ИСХОДНЫЙ ТЕКСТ:
Третий этап приходится на 1970-е гг., когда в связи с сокращением числа студентов, а за ним и рабочих мест в научных и образовательных учреждениях, некоторые антропологи были вынуждены искать приложение своим способностям в корпоративном секторе (Gwynne. 2003. P. 71–75, 205). Положительным для дисциплины следствием такой вынужденной переориентации стало усиление методической рефлексии: полевая работа в организации, более короткая по сравнению с привычным полем и ориентированная на «полезность» (т. е. на активное и целенаправленное вмешательство в жизнь своего объекта), требовала перенастройки инструментария, поиска новых подходов. Антропологам пришлось адаптировать полевое исследование к принятой в сфере услуг, и в частности в области консалтинга, двухфазной схеме: 1) интенсивное, короткое диагностическое наблюдение над социальной ситуацией в компании с рекомендациями по её улучшению; 2) длительное этнографическое исследование, направленное на достижение необходимых организации изменений. В новом поле антропологи научились лавировать между метафорикой и теорией своей дисциплины и языком корпоративных заказчиков, а исследователи организаций из других дисциплин (особенно менеджмента) начали осваивать и использовать антропологические концепты.

СПИСОК ЗАДАНИЙ:
**1.** Согласуются ли с исходным текстом о третьем этапе следующие утверждения? На каждое ответьте «да» или «нет» и приведите решающие слова текста дословно. (а) В 1970-е гг. сократилось число студентов. (б) Полевая работа в организации была продолжительнее привычного поля. (в) Исследователи менеджмента начали использовать антропологические концепты.
**2.** Подхватите исходный текст о работе антропологов в корпоративном секторе и продолжите его с предложения, следующего за последним.

ВЫБОРКА ДАННЫХ:
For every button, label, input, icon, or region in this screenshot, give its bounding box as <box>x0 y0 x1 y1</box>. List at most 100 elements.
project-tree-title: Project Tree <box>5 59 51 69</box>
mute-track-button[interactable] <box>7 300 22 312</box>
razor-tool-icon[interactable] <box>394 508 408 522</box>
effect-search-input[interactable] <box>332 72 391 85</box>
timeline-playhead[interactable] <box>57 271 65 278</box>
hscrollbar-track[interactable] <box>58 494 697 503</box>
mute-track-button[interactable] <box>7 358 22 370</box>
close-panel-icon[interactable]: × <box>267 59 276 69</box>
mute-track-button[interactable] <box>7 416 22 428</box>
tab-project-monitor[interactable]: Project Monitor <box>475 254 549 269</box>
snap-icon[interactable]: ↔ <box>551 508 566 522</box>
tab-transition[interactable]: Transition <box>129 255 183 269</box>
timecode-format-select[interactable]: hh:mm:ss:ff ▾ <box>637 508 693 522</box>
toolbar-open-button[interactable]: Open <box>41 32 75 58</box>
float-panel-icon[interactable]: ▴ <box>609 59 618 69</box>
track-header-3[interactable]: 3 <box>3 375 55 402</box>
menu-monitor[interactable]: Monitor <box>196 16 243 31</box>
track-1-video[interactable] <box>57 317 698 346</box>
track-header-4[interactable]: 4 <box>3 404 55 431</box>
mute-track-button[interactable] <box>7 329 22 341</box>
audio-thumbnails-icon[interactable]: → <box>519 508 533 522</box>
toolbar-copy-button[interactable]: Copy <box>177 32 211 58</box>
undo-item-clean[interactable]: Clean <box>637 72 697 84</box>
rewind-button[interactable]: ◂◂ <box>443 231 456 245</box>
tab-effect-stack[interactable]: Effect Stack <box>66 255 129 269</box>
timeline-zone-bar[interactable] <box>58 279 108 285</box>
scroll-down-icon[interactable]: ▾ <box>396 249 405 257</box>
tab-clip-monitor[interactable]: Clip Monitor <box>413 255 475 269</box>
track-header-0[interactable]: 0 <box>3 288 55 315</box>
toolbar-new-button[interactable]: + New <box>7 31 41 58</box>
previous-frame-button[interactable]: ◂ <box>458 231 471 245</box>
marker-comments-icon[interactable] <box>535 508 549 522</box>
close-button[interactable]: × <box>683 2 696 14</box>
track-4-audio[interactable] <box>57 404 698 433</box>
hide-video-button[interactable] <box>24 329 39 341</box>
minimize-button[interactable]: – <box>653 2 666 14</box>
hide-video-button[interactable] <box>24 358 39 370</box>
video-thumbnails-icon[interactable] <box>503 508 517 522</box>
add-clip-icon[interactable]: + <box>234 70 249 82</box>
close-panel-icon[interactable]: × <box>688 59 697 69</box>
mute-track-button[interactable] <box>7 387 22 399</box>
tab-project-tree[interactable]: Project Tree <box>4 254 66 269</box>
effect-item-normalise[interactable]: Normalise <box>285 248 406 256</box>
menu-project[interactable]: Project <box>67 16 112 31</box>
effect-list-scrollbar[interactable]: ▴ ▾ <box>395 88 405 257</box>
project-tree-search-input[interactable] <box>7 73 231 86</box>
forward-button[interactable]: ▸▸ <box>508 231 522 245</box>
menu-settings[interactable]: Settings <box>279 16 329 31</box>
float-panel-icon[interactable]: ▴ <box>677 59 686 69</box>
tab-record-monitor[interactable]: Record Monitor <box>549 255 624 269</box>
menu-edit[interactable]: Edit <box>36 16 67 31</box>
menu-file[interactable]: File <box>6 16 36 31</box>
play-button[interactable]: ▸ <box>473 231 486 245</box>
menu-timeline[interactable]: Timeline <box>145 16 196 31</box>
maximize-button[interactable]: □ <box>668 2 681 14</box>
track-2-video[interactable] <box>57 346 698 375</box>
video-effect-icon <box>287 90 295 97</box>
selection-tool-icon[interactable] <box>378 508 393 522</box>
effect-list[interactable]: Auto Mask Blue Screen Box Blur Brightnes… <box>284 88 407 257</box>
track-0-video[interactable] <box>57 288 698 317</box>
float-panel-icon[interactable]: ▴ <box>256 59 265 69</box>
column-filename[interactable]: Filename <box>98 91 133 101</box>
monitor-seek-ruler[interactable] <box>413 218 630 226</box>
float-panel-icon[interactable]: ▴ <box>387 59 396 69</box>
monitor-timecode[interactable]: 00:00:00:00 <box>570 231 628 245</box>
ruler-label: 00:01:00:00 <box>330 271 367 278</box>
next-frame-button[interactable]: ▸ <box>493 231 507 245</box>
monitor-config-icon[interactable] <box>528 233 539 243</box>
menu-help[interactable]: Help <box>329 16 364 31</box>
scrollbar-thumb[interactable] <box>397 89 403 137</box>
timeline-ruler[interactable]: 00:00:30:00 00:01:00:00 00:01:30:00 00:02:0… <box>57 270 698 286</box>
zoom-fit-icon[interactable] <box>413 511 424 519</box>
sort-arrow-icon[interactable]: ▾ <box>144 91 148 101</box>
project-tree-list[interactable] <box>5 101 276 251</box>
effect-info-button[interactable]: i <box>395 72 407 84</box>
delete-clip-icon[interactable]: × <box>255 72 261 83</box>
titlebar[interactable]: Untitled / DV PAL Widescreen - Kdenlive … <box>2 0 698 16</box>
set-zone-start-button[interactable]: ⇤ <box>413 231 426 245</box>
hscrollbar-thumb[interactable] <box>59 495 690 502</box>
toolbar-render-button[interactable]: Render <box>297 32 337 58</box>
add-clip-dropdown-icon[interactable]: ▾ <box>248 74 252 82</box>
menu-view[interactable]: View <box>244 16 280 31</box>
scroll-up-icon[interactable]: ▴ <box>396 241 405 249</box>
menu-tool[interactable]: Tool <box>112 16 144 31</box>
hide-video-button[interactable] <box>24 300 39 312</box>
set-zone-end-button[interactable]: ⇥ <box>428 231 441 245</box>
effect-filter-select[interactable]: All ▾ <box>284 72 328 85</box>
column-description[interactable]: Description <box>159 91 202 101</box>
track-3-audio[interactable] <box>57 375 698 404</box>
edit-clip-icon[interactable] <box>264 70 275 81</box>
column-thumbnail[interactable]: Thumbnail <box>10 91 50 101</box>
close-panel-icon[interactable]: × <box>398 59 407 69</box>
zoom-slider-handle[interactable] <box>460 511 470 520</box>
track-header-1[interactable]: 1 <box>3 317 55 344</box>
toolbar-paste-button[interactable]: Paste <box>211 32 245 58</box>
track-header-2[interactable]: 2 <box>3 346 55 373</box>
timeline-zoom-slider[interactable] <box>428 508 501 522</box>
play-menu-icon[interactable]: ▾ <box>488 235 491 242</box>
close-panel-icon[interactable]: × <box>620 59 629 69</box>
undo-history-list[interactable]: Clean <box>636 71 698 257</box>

ОТВЕТЫ ПО ЗАДАНИЯМ:
**1.**
(а) Да: «в связи с сокращением числа студентов».
(б) Нет: «более короткая по сравнению с привычным полем».
(в) Да: «исследователи организаций из других дисциплин (особенно менеджмента) начали осваивать и использовать антропологические концепты».

**2.**
Четвёртый этап начинается в 1980-х гг. Заимствование понятия культуры из антропологии ознаменовало его начало и оказалось решающим событием для развития этой области прикладных исследований (Чарнявска. 2010. C. 7). Метафора компании как небольшого и относительно простого общества задала исследователям организаций определённую логику рассуждений: если организация – это общество, а общество обладает культурой, организация тоже должна иметь культуру или рассматриваться как культура. В процессе почти двадцатилетней разработки этой идеи появились составные понятия – сначала «организационной культуры», а затем – «потребительской культуры», которые изменили представления как о культуре, так и об организации и потреблении (см. подробнее о дискуссии и развитии понятий в Ortlieb. 2010). Хотя объяснительная ценность этих двух концептов оценивается практиками не всегда оптимистично (Bate. 1997. P. 1149), они остаются центральными для основных направлений современной антропологии организаций: 1) организационной антропологии, изучающей культуры сложных организаций, рабочие процессы и организационные изменения; 2) антропологии маркетинга и потребительского поведения; 3) дизайн-антропологии, помогающей разработчикам новых продуктов и сервисов, с одной стороны, понять желания и нужды потенциальных потребителей, а с другой – выявить непроблематизируемые особенности повседневных практик самих разработчиков (Jordan. 2010. P. 10).
В современных исследованиях бизнес-антропологов и антропологов организаций М. Баба (Baba. 2006. P. 99–107) выделяет несколько главных тем, это: организационные культуры высокотехнологичных компаний, пересечение границ в глобальном контексте, региональные перспективы труда и корпораций. В отличие от коллег из других дисциплин, антропологи в исследованиях организационного поведения и менеджмента предпочитали опираться на опыт, накопленный в 1960–1970-х гг. в исследованиях профессиональных культур, а значит – рассматривать организационную культуру не как тотальную целостность, а как сложную мозаику различных субкультур (менеджеров, технических специалистов, сезонных рабочих и т. д.). Они раньше других (К. Грегори) обратились к исследованию необычных для того времени высокотехнологичных фирм Кремниевой долины, среди специалистов которых в середине 1970–1980-х гг. возникли и приобрели популярность «проектные» формы организации труда, а позже описали сообщества создателей свободного программного обеспечения – гиков и хакеров (К. Келти, Г. Коулман, А. Голуб и др.).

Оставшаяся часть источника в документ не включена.